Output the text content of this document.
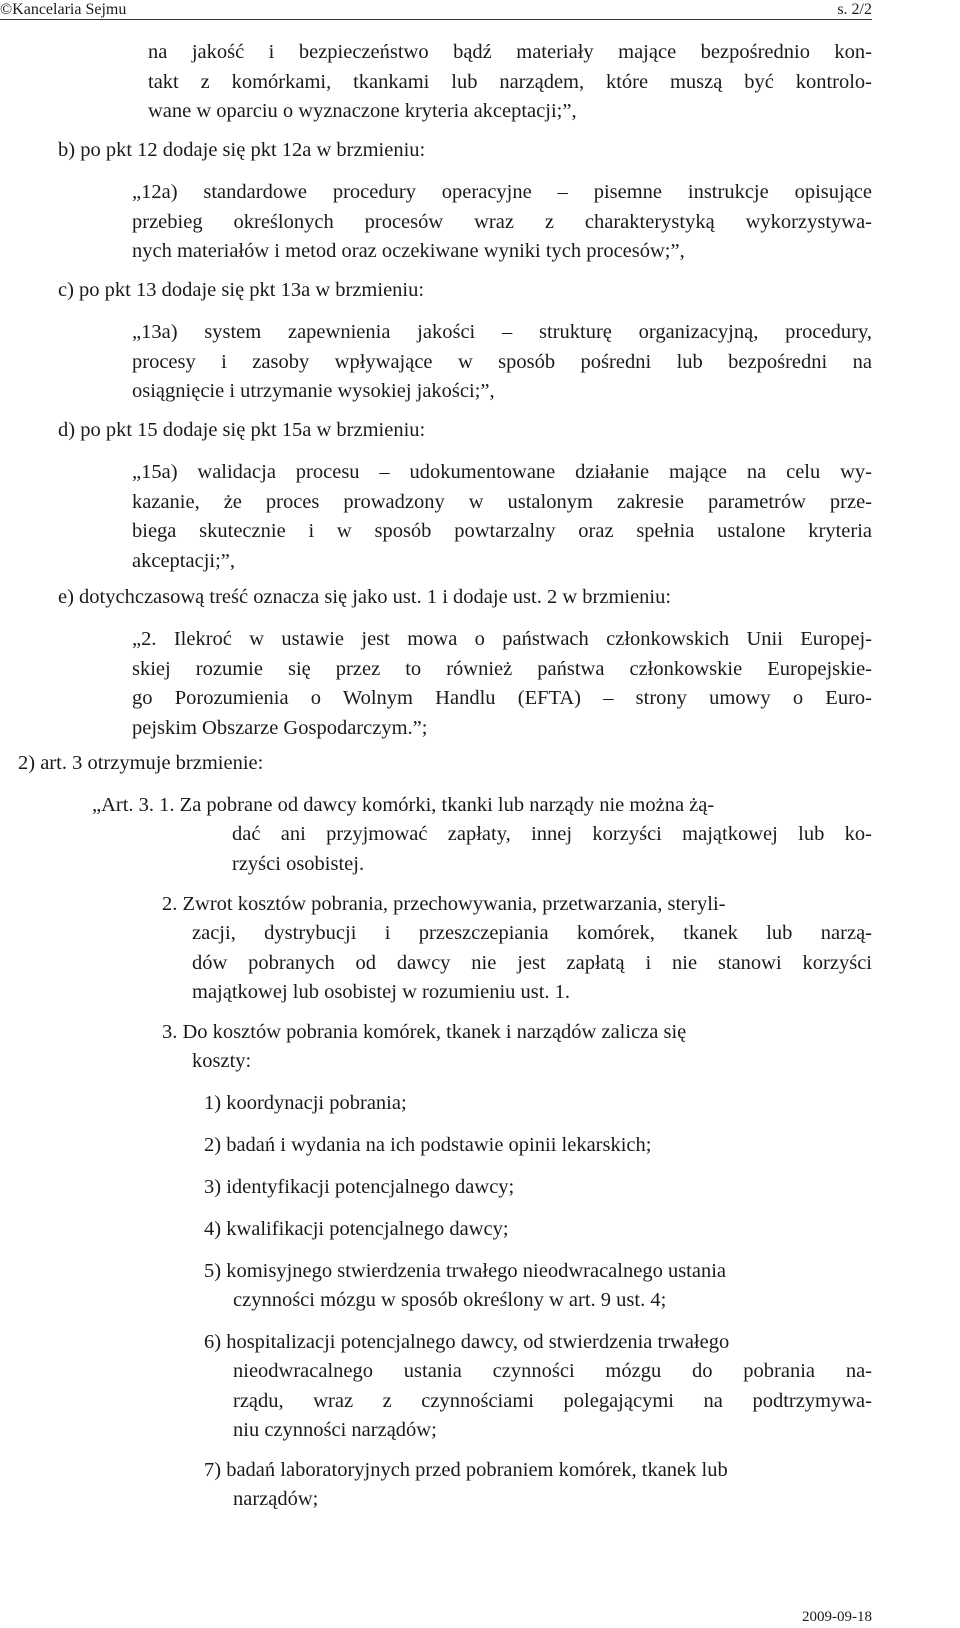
©Kancelaria Sejmu	s. 2/2
na jakość i bezpieczeństwo bądź materiały mające bezpośrednio kon-
takt z komórkami, tkankami lub narządem, które muszą być kontrolo-
wane w oparciu o wyznaczone kryteria akceptacji;”,
b) po pkt 12 dodaje się pkt 12a w brzmieniu:
„12a) standardowe procedury operacyjne – pisemne instrukcje opisujące
przebieg określonych procesów wraz z charakterystyką wykorzystywa-
nych materiałów i metod oraz oczekiwane wyniki tych procesów;”,
c) po pkt 13 dodaje się pkt 13a w brzmieniu:
„13a) system zapewnienia jakości – strukturę organizacyjną, procedury,
procesy i zasoby wpływające w sposób pośredni lub bezpośredni na
osiągnięcie i utrzymanie wysokiej jakości;”,
d) po pkt 15 dodaje się pkt 15a w brzmieniu:
„15a) walidacja procesu – udokumentowane działanie mające na celu wy-
kazanie, że proces prowadzony w ustalonym zakresie parametrów prze-
biega skutecznie i w sposób powtarzalny oraz spełnia ustalone kryteria
akceptacji;”,
e) dotychczasową treść oznacza się jako ust. 1 i dodaje ust. 2 w brzmieniu:
„2. Ilekroć w ustawie jest mowa o państwach członkowskich Unii Europej-
skiej rozumie się przez to również państwa członkowskie Europejskie-
go Porozumienia o Wolnym Handlu (EFTA) – strony umowy o Euro-
pejskim Obszarze Gospodarczym.”;
2) art. 3 otrzymuje brzmienie:
„Art. 3. 1. Za pobrane od dawcy komórki, tkanki lub narządy nie można żą-
dać ani przyjmować zapłaty, innej korzyści majątkowej lub ko-
rzyści osobistej.
2. Zwrot kosztów pobrania, przechowywania, przetwarzania, steryli-
zacji, dystrybucji i przeszczepiania komórek, tkanek lub narzą-
dów pobranych od dawcy nie jest zapłatą i nie stanowi korzyści
majątkowej lub osobistej w rozumieniu ust. 1.
3. Do kosztów pobrania komórek, tkanek i narządów zalicza się
koszty:
1) koordynacji pobrania;
2) badań i wydania na ich podstawie opinii lekarskich;
3) identyfikacji potencjalnego dawcy;
4) kwalifikacji potencjalnego dawcy;
5) komisyjnego stwierdzenia trwałego nieodwracalnego ustania
czynności mózgu w sposób określony w art. 9 ust. 4;
6) hospitalizacji potencjalnego dawcy, od stwierdzenia trwałego
nieodwracalnego ustania czynności mózgu do pobrania na-
rządu, wraz z czynnościami polegającymi na podtrzymywa-
niu czynności narządów;
7) badań laboratoryjnych przed pobraniem komórek, tkanek lub
narządów;
2009-09-18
******
§ PROBLEM
Scan the lines for the string "osobistej". Pick out every line that has it.

§ WRITTEN ANSWER
rzyści osobistej.
majątkowej lub osobistej w rozumieniu ust. 1.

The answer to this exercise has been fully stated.